• Problem details: Search the records for "name". Copy every line where it appears.
+ + + + + + +
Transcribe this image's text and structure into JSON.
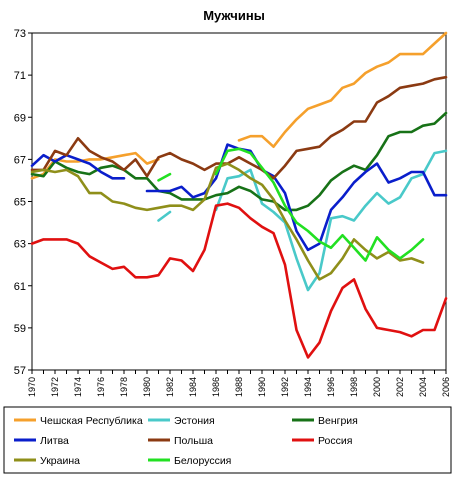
{
  "chart_data": {
    "type": "line",
    "title": "Мужчины",
    "xlabel": "",
    "ylabel": "",
    "ylim": [
      57,
      73
    ],
    "yticks": [
      57,
      59,
      61,
      63,
      65,
      67,
      69,
      71,
      73
    ],
    "xlim": [
      1970,
      2006
    ],
    "xticks": [
      1970,
      1972,
      1974,
      1976,
      1978,
      1980,
      1982,
      1984,
      1986,
      1988,
      1990,
      1992,
      1994,
      1996,
      1998,
      2000,
      2002,
      2004,
      2006
    ],
    "grid": false,
    "legend_position": "bottom",
    "series": [
      {
        "name": "Чешская Республика",
        "color": "#f5a02c",
        "values": [
          [
            1970,
            66.1
          ],
          [
            1971,
            66.3
          ],
          [
            1972,
            67.0
          ],
          [
            1973,
            66.9
          ],
          [
            1974,
            66.9
          ],
          [
            1975,
            67.0
          ],
          [
            1976,
            67.0
          ],
          [
            1977,
            67.1
          ],
          [
            1978,
            67.2
          ],
          [
            1979,
            67.3
          ],
          [
            1980,
            66.8
          ],
          [
            1981,
            67.0
          ],
          [
            1982,
            null
          ],
          [
            1983,
            null
          ],
          [
            1984,
            null
          ],
          [
            1985,
            null
          ],
          [
            1986,
            null
          ],
          [
            1987,
            null
          ],
          [
            1988,
            67.9
          ],
          [
            1989,
            68.1
          ],
          [
            1990,
            68.1
          ],
          [
            1991,
            67.6
          ],
          [
            1992,
            68.3
          ],
          [
            1993,
            68.9
          ],
          [
            1994,
            69.4
          ],
          [
            1995,
            69.6
          ],
          [
            1996,
            69.8
          ],
          [
            1997,
            70.4
          ],
          [
            1998,
            70.6
          ],
          [
            1999,
            71.1
          ],
          [
            2000,
            71.4
          ],
          [
            2001,
            71.6
          ],
          [
            2002,
            72.0
          ],
          [
            2003,
            72.0
          ],
          [
            2004,
            72.0
          ],
          [
            2005,
            72.5
          ],
          [
            2006,
            73.0
          ]
        ]
      },
      {
        "name": "Эстония",
        "color": "#49c9c9",
        "values": [
          [
            1970,
            null
          ],
          [
            1971,
            null
          ],
          [
            1972,
            null
          ],
          [
            1973,
            null
          ],
          [
            1974,
            null
          ],
          [
            1975,
            null
          ],
          [
            1976,
            null
          ],
          [
            1977,
            null
          ],
          [
            1978,
            null
          ],
          [
            1979,
            null
          ],
          [
            1980,
            null
          ],
          [
            1981,
            64.1
          ],
          [
            1982,
            64.5
          ],
          [
            1983,
            null
          ],
          [
            1984,
            null
          ],
          [
            1985,
            null
          ],
          [
            1986,
            64.6
          ],
          [
            1987,
            66.1
          ],
          [
            1988,
            66.2
          ],
          [
            1989,
            66.5
          ],
          [
            1990,
            64.9
          ],
          [
            1991,
            64.5
          ],
          [
            1992,
            64.0
          ],
          [
            1993,
            62.3
          ],
          [
            1994,
            60.8
          ],
          [
            1995,
            61.6
          ],
          [
            1996,
            64.2
          ],
          [
            1997,
            64.3
          ],
          [
            1998,
            64.1
          ],
          [
            1999,
            64.8
          ],
          [
            2000,
            65.4
          ],
          [
            2001,
            64.9
          ],
          [
            2002,
            65.2
          ],
          [
            2003,
            66.1
          ],
          [
            2004,
            66.3
          ],
          [
            2005,
            67.3
          ],
          [
            2006,
            67.4
          ]
        ]
      },
      {
        "name": "Венгрия",
        "color": "#177217",
        "values": [
          [
            1970,
            66.3
          ],
          [
            1971,
            66.2
          ],
          [
            1972,
            66.9
          ],
          [
            1973,
            66.6
          ],
          [
            1974,
            66.4
          ],
          [
            1975,
            66.3
          ],
          [
            1976,
            66.6
          ],
          [
            1977,
            66.7
          ],
          [
            1978,
            66.5
          ],
          [
            1979,
            66.1
          ],
          [
            1980,
            66.1
          ],
          [
            1981,
            65.5
          ],
          [
            1982,
            65.4
          ],
          [
            1983,
            65.1
          ],
          [
            1984,
            65.1
          ],
          [
            1985,
            65.1
          ],
          [
            1986,
            65.3
          ],
          [
            1987,
            65.4
          ],
          [
            1988,
            65.7
          ],
          [
            1989,
            65.5
          ],
          [
            1990,
            65.1
          ],
          [
            1991,
            65.0
          ],
          [
            1992,
            64.6
          ],
          [
            1993,
            64.6
          ],
          [
            1994,
            64.8
          ],
          [
            1995,
            65.3
          ],
          [
            1996,
            66.0
          ],
          [
            1997,
            66.4
          ],
          [
            1998,
            66.7
          ],
          [
            1999,
            66.5
          ],
          [
            2000,
            67.2
          ],
          [
            2001,
            68.1
          ],
          [
            2002,
            68.3
          ],
          [
            2003,
            68.3
          ],
          [
            2004,
            68.6
          ],
          [
            2005,
            68.7
          ],
          [
            2006,
            69.2
          ]
        ]
      },
      {
        "name": "Литва",
        "color": "#0a1ecb",
        "values": [
          [
            1970,
            66.7
          ],
          [
            1971,
            67.2
          ],
          [
            1972,
            66.9
          ],
          [
            1973,
            67.2
          ],
          [
            1974,
            67.0
          ],
          [
            1975,
            66.8
          ],
          [
            1976,
            66.4
          ],
          [
            1977,
            66.1
          ],
          [
            1978,
            66.1
          ],
          [
            1979,
            null
          ],
          [
            1980,
            65.5
          ],
          [
            1981,
            65.5
          ],
          [
            1982,
            65.5
          ],
          [
            1983,
            65.7
          ],
          [
            1984,
            65.2
          ],
          [
            1985,
            65.4
          ],
          [
            1986,
            66.1
          ],
          [
            1987,
            67.7
          ],
          [
            1988,
            67.5
          ],
          [
            1989,
            67.4
          ],
          [
            1990,
            66.5
          ],
          [
            1991,
            66.2
          ],
          [
            1992,
            65.4
          ],
          [
            1993,
            63.6
          ],
          [
            1994,
            62.7
          ],
          [
            1995,
            63.0
          ],
          [
            1996,
            64.6
          ],
          [
            1997,
            65.2
          ],
          [
            1998,
            65.9
          ],
          [
            1999,
            66.4
          ],
          [
            2000,
            66.8
          ],
          [
            2001,
            65.9
          ],
          [
            2002,
            66.1
          ],
          [
            2003,
            66.4
          ],
          [
            2004,
            66.4
          ],
          [
            2005,
            65.3
          ],
          [
            2006,
            65.3
          ]
        ]
      },
      {
        "name": "Польша",
        "color": "#8b3a12",
        "values": [
          [
            1970,
            66.5
          ],
          [
            1971,
            66.5
          ],
          [
            1972,
            67.4
          ],
          [
            1973,
            67.2
          ],
          [
            1974,
            68.0
          ],
          [
            1975,
            67.4
          ],
          [
            1976,
            67.1
          ],
          [
            1977,
            66.9
          ],
          [
            1978,
            66.5
          ],
          [
            1979,
            67.0
          ],
          [
            1980,
            66.2
          ],
          [
            1981,
            67.1
          ],
          [
            1982,
            67.3
          ],
          [
            1983,
            67.0
          ],
          [
            1984,
            66.8
          ],
          [
            1985,
            66.5
          ],
          [
            1986,
            66.8
          ],
          [
            1987,
            66.8
          ],
          [
            1988,
            67.1
          ],
          [
            1989,
            66.8
          ],
          [
            1990,
            66.5
          ],
          [
            1991,
            66.1
          ],
          [
            1992,
            66.7
          ],
          [
            1993,
            67.4
          ],
          [
            1994,
            67.5
          ],
          [
            1995,
            67.6
          ],
          [
            1996,
            68.1
          ],
          [
            1997,
            68.4
          ],
          [
            1998,
            68.8
          ],
          [
            1999,
            68.8
          ],
          [
            2000,
            69.7
          ],
          [
            2001,
            70.0
          ],
          [
            2002,
            70.4
          ],
          [
            2003,
            70.5
          ],
          [
            2004,
            70.6
          ],
          [
            2005,
            70.8
          ],
          [
            2006,
            70.9
          ]
        ]
      },
      {
        "name": "Россия",
        "color": "#e01010",
        "values": [
          [
            1970,
            63.0
          ],
          [
            1971,
            63.2
          ],
          [
            1972,
            63.2
          ],
          [
            1973,
            63.2
          ],
          [
            1974,
            63.0
          ],
          [
            1975,
            62.4
          ],
          [
            1976,
            62.1
          ],
          [
            1977,
            61.8
          ],
          [
            1978,
            61.9
          ],
          [
            1979,
            61.4
          ],
          [
            1980,
            61.4
          ],
          [
            1981,
            61.5
          ],
          [
            1982,
            62.3
          ],
          [
            1983,
            62.2
          ],
          [
            1984,
            61.7
          ],
          [
            1985,
            62.7
          ],
          [
            1986,
            64.8
          ],
          [
            1987,
            64.9
          ],
          [
            1988,
            64.7
          ],
          [
            1989,
            64.2
          ],
          [
            1990,
            63.8
          ],
          [
            1991,
            63.5
          ],
          [
            1992,
            62.0
          ],
          [
            1993,
            58.9
          ],
          [
            1994,
            57.6
          ],
          [
            1995,
            58.3
          ],
          [
            1996,
            59.8
          ],
          [
            1997,
            60.9
          ],
          [
            1998,
            61.3
          ],
          [
            1999,
            59.9
          ],
          [
            2000,
            59.0
          ],
          [
            2001,
            58.9
          ],
          [
            2002,
            58.8
          ],
          [
            2003,
            58.6
          ],
          [
            2004,
            58.9
          ],
          [
            2005,
            58.9
          ],
          [
            2006,
            60.4
          ]
        ]
      },
      {
        "name": "Украина",
        "color": "#8f8f1a",
        "values": [
          [
            1970,
            66.4
          ],
          [
            1971,
            66.5
          ],
          [
            1972,
            66.4
          ],
          [
            1973,
            66.5
          ],
          [
            1974,
            66.2
          ],
          [
            1975,
            65.4
          ],
          [
            1976,
            65.4
          ],
          [
            1977,
            65.0
          ],
          [
            1978,
            64.9
          ],
          [
            1979,
            64.7
          ],
          [
            1980,
            64.6
          ],
          [
            1981,
            64.7
          ],
          [
            1982,
            64.8
          ],
          [
            1983,
            64.8
          ],
          [
            1984,
            64.6
          ],
          [
            1985,
            65.1
          ],
          [
            1986,
            66.6
          ],
          [
            1987,
            66.8
          ],
          [
            1988,
            66.5
          ],
          [
            1989,
            66.1
          ],
          [
            1990,
            65.8
          ],
          [
            1991,
            65.1
          ],
          [
            1992,
            64.1
          ],
          [
            1993,
            63.2
          ],
          [
            1994,
            62.2
          ],
          [
            1995,
            61.3
          ],
          [
            1996,
            61.6
          ],
          [
            1997,
            62.3
          ],
          [
            1998,
            63.2
          ],
          [
            1999,
            62.7
          ],
          [
            2000,
            62.3
          ],
          [
            2001,
            62.6
          ],
          [
            2002,
            62.2
          ],
          [
            2003,
            62.3
          ],
          [
            2004,
            62.1
          ],
          [
            2005,
            null
          ],
          [
            2006,
            null
          ]
        ]
      },
      {
        "name": "Белоруссия",
        "color": "#22e022",
        "values": [
          [
            1970,
            null
          ],
          [
            1971,
            null
          ],
          [
            1972,
            null
          ],
          [
            1973,
            null
          ],
          [
            1974,
            null
          ],
          [
            1975,
            null
          ],
          [
            1976,
            null
          ],
          [
            1977,
            null
          ],
          [
            1978,
            null
          ],
          [
            1979,
            null
          ],
          [
            1980,
            null
          ],
          [
            1981,
            66.0
          ],
          [
            1982,
            66.3
          ],
          [
            1983,
            null
          ],
          [
            1984,
            null
          ],
          [
            1985,
            null
          ],
          [
            1986,
            66.3
          ],
          [
            1987,
            67.4
          ],
          [
            1988,
            67.5
          ],
          [
            1989,
            67.3
          ],
          [
            1990,
            66.6
          ],
          [
            1991,
            65.9
          ],
          [
            1992,
            64.8
          ],
          [
            1993,
            64.0
          ],
          [
            1994,
            63.6
          ],
          [
            1995,
            63.1
          ],
          [
            1996,
            62.8
          ],
          [
            1997,
            63.4
          ],
          [
            1998,
            62.8
          ],
          [
            1999,
            62.2
          ],
          [
            2000,
            63.3
          ],
          [
            2001,
            62.7
          ],
          [
            2002,
            62.3
          ],
          [
            2003,
            62.7
          ],
          [
            2004,
            63.2
          ],
          [
            2005,
            null
          ],
          [
            2006,
            null
          ]
        ]
      }
    ]
  }
}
+ + + + + + +
• Expected answer:
        "name": "Чешская Республика",
        "name": "Эстония",
        "name": "Венгрия",
        "name": "Литва",
        "name": "Польша",
        "name": "Россия",
        "name": "Украина",
        "name": "Белоруссия",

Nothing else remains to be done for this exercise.